What is being asked: Identify, in the records below, every line where the string "default" appears, and copy each such line.
___ Listed records ___
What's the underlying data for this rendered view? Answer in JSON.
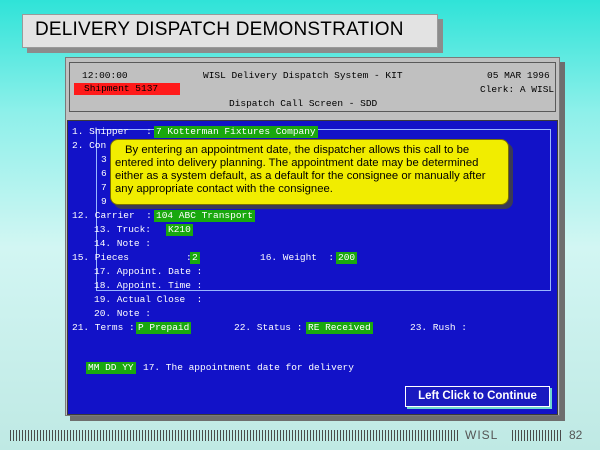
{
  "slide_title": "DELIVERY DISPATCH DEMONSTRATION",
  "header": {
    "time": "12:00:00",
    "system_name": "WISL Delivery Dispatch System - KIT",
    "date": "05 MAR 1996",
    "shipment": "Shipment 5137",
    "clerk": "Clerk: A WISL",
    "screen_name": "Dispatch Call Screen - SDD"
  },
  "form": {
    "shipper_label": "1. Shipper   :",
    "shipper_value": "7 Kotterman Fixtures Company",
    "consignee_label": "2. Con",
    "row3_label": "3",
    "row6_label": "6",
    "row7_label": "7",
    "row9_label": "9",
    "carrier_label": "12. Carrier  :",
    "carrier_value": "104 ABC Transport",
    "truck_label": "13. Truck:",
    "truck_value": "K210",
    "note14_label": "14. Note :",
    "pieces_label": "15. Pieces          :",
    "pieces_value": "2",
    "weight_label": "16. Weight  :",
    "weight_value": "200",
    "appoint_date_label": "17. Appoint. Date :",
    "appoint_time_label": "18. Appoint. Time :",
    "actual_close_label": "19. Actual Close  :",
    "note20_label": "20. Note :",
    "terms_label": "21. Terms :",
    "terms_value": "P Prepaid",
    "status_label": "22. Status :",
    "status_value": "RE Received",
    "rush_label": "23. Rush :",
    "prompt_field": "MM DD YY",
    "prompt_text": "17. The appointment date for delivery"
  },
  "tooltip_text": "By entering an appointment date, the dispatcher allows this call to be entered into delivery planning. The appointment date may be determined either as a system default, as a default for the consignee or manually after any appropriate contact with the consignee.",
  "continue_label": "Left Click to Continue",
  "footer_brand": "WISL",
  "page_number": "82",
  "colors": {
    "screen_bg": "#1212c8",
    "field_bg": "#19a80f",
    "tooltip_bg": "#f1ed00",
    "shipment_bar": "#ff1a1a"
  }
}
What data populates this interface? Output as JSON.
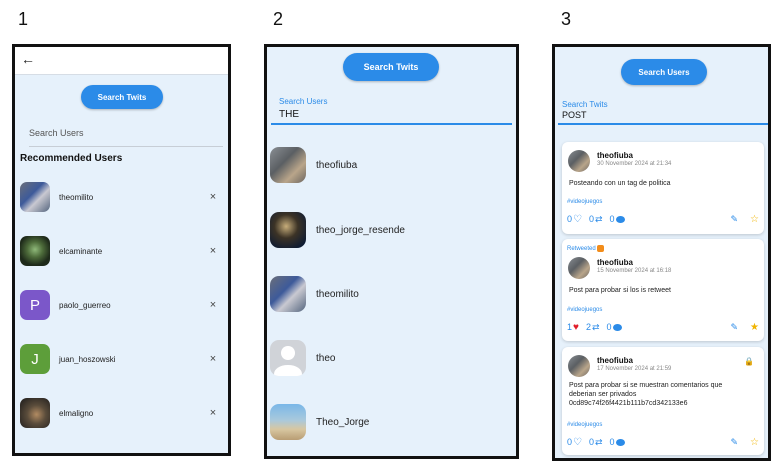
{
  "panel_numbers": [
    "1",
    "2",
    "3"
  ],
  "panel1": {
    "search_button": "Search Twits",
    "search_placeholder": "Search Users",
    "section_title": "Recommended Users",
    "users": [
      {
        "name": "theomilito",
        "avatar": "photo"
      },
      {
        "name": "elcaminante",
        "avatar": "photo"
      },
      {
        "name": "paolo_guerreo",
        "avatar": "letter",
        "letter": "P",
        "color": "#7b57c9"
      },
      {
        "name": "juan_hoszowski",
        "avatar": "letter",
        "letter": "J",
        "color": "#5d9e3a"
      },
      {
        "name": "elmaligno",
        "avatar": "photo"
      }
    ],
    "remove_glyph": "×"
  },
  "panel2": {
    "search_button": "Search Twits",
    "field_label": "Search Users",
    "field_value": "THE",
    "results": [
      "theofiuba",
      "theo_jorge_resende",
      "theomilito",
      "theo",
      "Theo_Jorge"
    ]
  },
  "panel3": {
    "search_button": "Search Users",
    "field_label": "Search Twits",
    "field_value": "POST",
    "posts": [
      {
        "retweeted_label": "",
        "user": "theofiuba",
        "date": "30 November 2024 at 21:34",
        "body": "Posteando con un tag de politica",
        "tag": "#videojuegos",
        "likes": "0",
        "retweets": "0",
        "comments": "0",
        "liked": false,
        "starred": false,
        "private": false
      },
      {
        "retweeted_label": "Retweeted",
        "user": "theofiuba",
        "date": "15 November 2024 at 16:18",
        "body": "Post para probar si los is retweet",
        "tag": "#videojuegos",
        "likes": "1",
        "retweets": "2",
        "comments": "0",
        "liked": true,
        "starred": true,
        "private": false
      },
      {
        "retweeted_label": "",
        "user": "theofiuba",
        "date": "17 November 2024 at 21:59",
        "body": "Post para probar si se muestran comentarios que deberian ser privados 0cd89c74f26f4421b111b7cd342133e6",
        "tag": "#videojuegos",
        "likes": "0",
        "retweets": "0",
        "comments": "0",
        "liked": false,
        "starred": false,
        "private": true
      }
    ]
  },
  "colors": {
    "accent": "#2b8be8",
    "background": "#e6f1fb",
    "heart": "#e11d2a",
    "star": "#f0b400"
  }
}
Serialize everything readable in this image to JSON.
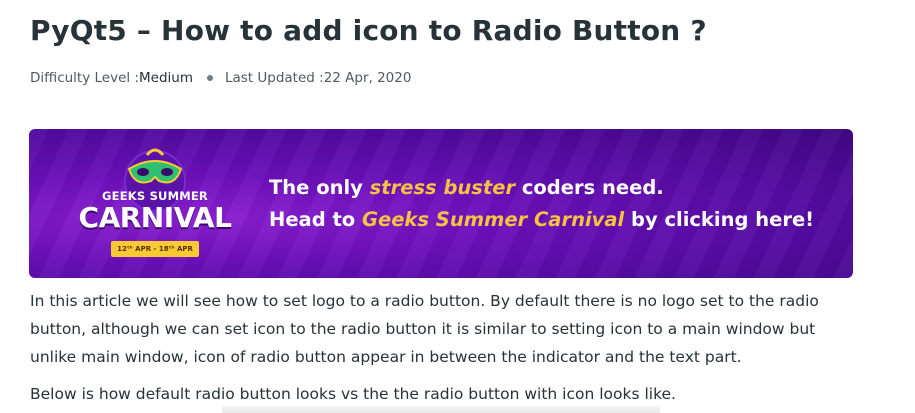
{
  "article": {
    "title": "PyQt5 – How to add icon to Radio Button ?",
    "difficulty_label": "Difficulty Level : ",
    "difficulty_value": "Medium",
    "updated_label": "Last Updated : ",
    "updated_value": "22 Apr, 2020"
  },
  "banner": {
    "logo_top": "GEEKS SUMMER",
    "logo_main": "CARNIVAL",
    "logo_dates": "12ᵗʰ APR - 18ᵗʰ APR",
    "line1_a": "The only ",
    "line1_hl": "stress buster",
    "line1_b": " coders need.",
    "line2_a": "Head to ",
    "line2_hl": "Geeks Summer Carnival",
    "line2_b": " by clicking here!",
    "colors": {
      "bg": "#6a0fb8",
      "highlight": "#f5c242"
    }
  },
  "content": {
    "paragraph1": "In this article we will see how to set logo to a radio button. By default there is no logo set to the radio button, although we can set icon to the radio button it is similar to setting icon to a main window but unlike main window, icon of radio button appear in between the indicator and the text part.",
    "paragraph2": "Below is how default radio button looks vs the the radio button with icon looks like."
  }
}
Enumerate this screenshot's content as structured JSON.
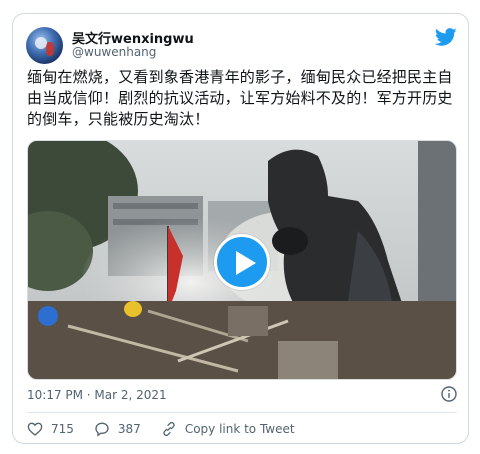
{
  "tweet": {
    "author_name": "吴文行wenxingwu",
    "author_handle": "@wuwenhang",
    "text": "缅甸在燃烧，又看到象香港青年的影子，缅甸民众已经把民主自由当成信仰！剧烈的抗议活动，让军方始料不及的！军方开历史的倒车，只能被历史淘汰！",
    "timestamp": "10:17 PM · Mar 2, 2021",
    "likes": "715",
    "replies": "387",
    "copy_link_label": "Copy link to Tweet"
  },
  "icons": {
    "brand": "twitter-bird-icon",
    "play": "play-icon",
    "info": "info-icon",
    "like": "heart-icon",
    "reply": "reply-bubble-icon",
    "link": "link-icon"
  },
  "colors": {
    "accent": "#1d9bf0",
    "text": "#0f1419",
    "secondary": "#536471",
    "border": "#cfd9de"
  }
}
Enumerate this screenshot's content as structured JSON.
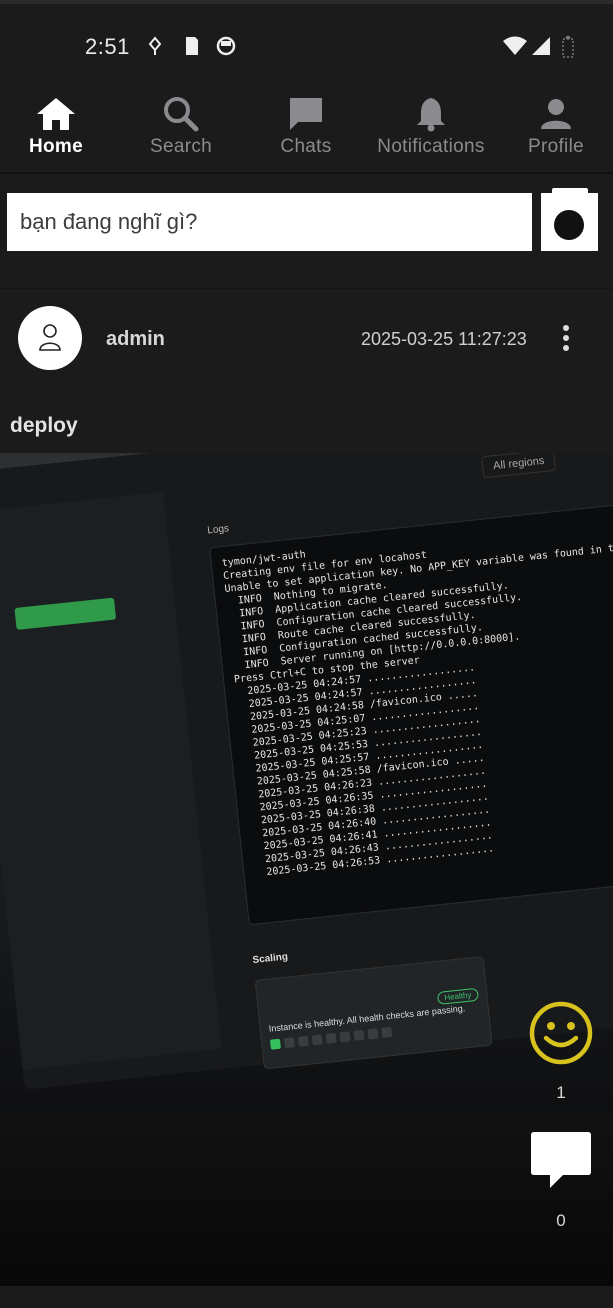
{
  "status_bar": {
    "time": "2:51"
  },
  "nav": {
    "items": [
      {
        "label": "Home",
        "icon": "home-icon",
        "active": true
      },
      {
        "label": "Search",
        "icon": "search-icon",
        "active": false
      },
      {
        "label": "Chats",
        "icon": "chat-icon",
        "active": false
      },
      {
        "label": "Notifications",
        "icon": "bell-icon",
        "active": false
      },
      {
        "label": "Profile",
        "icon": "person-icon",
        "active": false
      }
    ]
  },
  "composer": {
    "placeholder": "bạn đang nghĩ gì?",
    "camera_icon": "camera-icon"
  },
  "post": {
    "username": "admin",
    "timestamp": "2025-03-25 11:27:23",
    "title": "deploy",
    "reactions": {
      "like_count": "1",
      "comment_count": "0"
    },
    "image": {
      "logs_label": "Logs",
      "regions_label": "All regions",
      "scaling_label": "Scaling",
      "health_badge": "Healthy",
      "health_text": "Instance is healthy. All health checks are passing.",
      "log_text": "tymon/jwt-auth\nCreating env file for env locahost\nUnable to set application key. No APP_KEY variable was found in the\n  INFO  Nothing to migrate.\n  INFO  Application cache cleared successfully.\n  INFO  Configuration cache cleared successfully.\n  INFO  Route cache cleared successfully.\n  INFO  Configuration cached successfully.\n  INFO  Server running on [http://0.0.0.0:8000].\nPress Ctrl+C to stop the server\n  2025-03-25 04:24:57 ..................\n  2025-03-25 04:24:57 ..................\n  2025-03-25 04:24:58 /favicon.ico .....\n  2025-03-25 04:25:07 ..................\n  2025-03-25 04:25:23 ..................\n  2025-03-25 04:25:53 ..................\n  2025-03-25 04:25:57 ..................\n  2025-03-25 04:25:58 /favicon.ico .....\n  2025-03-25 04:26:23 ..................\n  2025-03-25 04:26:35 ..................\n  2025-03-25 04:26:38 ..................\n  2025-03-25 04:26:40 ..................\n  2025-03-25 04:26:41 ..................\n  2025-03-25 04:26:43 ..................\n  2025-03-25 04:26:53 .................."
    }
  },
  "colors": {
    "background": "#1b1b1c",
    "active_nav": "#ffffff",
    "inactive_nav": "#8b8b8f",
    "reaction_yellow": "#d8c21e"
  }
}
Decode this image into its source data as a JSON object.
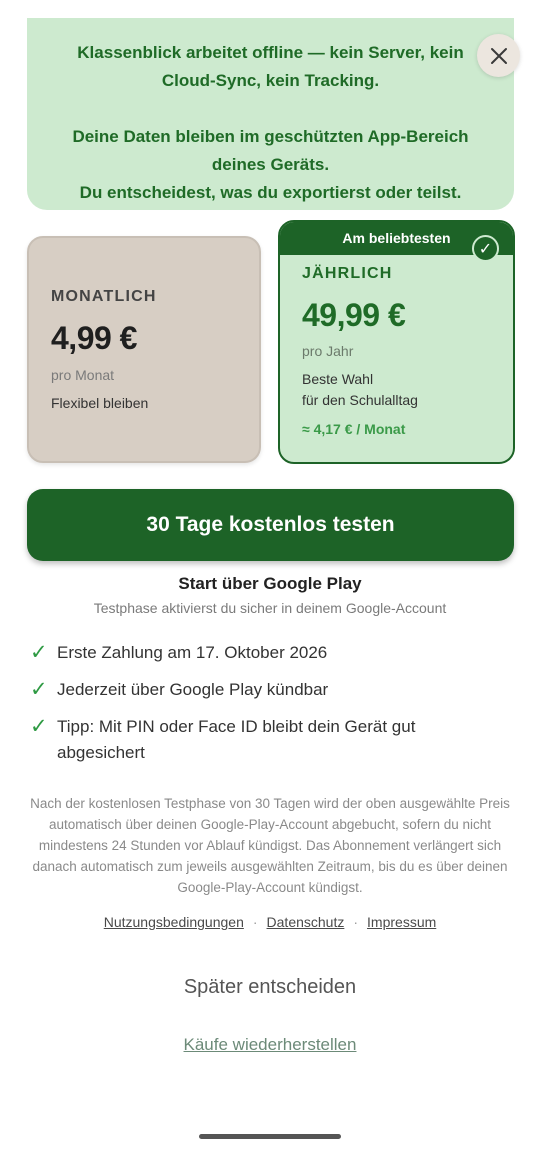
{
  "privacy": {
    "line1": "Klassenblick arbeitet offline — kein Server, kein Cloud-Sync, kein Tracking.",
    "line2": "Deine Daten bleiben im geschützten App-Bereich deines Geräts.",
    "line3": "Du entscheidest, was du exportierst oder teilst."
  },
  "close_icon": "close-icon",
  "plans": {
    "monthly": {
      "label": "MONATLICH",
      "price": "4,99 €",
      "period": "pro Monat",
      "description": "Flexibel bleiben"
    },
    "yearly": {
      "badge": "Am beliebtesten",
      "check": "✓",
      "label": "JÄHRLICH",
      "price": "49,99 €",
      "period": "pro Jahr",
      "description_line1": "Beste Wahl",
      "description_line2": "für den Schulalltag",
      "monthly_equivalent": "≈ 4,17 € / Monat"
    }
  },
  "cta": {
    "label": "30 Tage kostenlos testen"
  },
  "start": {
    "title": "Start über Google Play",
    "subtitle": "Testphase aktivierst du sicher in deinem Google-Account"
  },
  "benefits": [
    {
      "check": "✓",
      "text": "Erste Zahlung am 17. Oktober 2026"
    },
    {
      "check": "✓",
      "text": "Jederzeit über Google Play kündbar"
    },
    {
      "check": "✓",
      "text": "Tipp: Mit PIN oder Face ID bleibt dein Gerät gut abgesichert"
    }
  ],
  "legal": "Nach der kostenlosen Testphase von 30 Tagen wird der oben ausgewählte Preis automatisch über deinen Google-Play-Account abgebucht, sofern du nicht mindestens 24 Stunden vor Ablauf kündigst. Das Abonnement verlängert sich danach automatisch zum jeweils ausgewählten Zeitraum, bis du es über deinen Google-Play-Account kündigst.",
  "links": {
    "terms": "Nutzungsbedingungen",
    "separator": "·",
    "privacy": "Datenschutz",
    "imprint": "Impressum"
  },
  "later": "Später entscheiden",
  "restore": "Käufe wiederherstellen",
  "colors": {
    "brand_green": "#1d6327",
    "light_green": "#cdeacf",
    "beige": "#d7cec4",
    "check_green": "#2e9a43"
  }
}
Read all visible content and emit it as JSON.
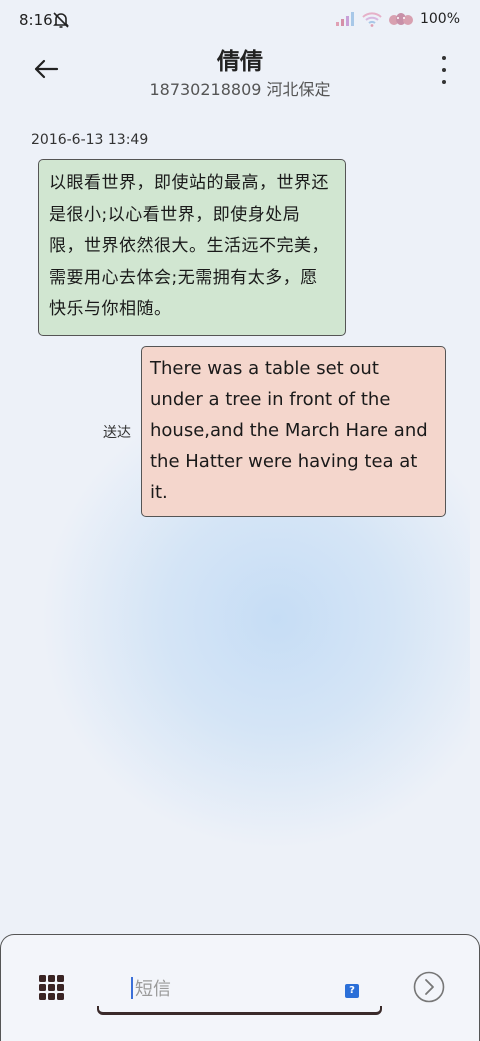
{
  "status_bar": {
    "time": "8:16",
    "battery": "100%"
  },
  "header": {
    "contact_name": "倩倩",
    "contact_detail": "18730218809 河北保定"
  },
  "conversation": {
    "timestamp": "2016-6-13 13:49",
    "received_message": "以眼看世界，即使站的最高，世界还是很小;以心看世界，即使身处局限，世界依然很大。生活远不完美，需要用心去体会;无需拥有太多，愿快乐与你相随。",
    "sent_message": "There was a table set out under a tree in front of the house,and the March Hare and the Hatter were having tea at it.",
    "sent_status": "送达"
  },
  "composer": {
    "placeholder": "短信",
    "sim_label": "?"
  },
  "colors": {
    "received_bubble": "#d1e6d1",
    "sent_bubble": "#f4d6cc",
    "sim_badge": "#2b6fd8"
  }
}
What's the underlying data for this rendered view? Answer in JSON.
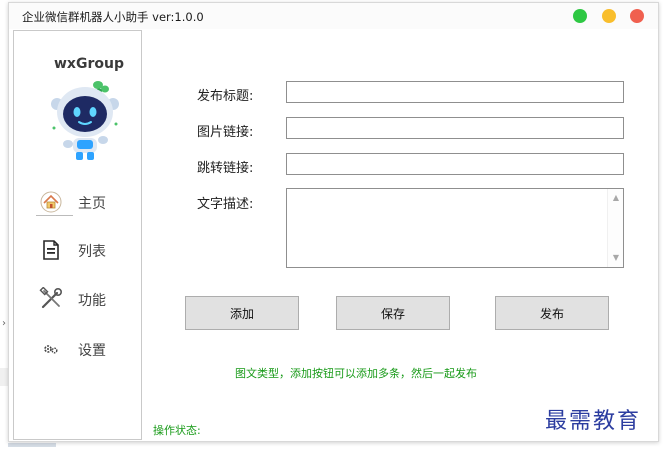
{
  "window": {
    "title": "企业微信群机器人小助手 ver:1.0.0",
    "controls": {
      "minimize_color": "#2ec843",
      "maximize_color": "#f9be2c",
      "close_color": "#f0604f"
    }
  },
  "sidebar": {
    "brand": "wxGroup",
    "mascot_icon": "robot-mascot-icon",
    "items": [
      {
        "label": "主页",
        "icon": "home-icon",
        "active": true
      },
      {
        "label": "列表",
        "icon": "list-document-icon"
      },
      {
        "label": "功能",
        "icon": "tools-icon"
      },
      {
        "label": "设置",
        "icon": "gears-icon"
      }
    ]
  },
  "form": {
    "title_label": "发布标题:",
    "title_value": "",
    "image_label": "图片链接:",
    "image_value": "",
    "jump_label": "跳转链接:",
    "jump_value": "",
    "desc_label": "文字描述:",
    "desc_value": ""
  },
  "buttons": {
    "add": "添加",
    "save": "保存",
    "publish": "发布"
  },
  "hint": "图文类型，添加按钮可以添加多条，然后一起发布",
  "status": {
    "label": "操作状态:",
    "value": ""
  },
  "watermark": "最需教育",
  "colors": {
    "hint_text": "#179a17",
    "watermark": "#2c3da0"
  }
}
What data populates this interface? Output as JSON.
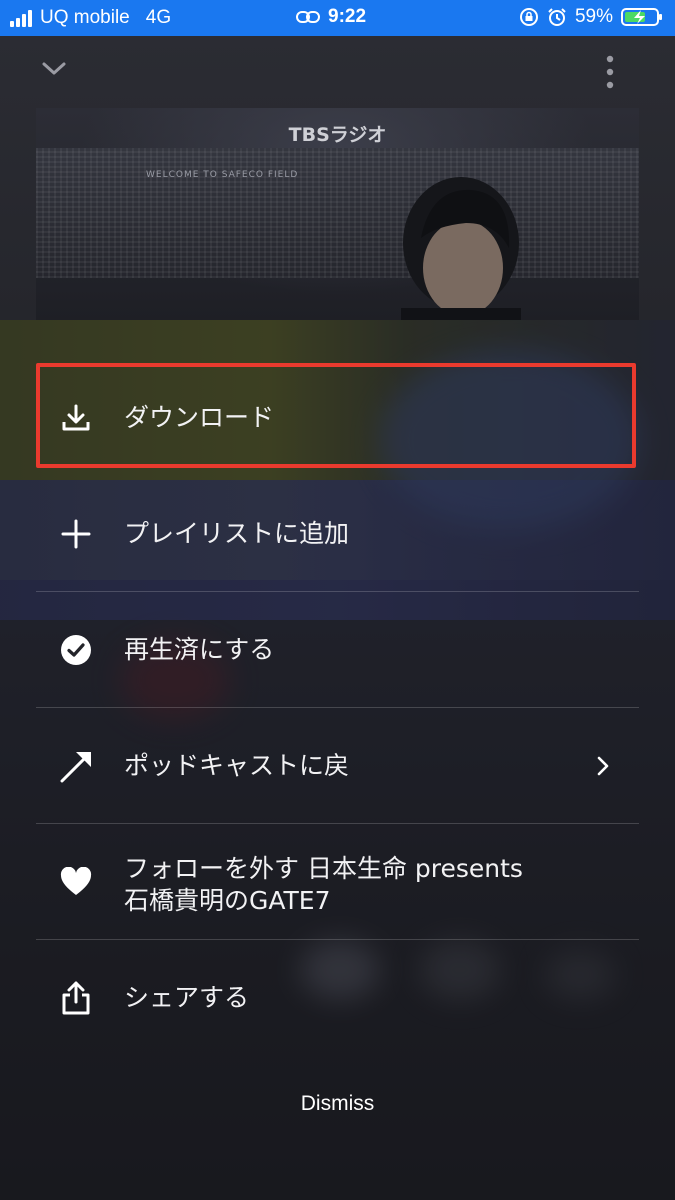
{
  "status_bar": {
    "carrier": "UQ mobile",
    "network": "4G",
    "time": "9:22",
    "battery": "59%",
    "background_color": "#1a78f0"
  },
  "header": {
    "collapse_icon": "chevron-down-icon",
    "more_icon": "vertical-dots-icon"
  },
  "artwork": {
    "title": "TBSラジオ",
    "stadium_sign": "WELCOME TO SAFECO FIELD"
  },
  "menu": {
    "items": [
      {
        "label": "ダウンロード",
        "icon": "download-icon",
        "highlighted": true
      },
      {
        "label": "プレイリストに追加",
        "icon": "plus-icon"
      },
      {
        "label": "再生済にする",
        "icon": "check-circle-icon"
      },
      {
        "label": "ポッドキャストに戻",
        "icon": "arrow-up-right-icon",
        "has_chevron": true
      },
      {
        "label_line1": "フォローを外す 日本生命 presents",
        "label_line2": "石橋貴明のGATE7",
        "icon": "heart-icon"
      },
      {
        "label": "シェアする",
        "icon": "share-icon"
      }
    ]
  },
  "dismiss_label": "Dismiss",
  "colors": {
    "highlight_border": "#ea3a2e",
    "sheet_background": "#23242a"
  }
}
___
Solved problem:
  "tooltip_text": "By entering an appointment date, the dispatcher allows this call to be entered into delivery planning. The appointment date may be determined either as a system default, as a default for the consignee or manually after any appropriate contact with the consignee.",
    "paragraph1": "In this article we will see how to set logo to a radio button. By default there is no logo set to the radio button, although we can set icon to the radio button it is similar to setting icon to a main window but unlike main window, icon of radio button appear in between the indicator and the text part.",
    "paragraph2": "Below is how default radio button looks vs the the radio button with icon looks like."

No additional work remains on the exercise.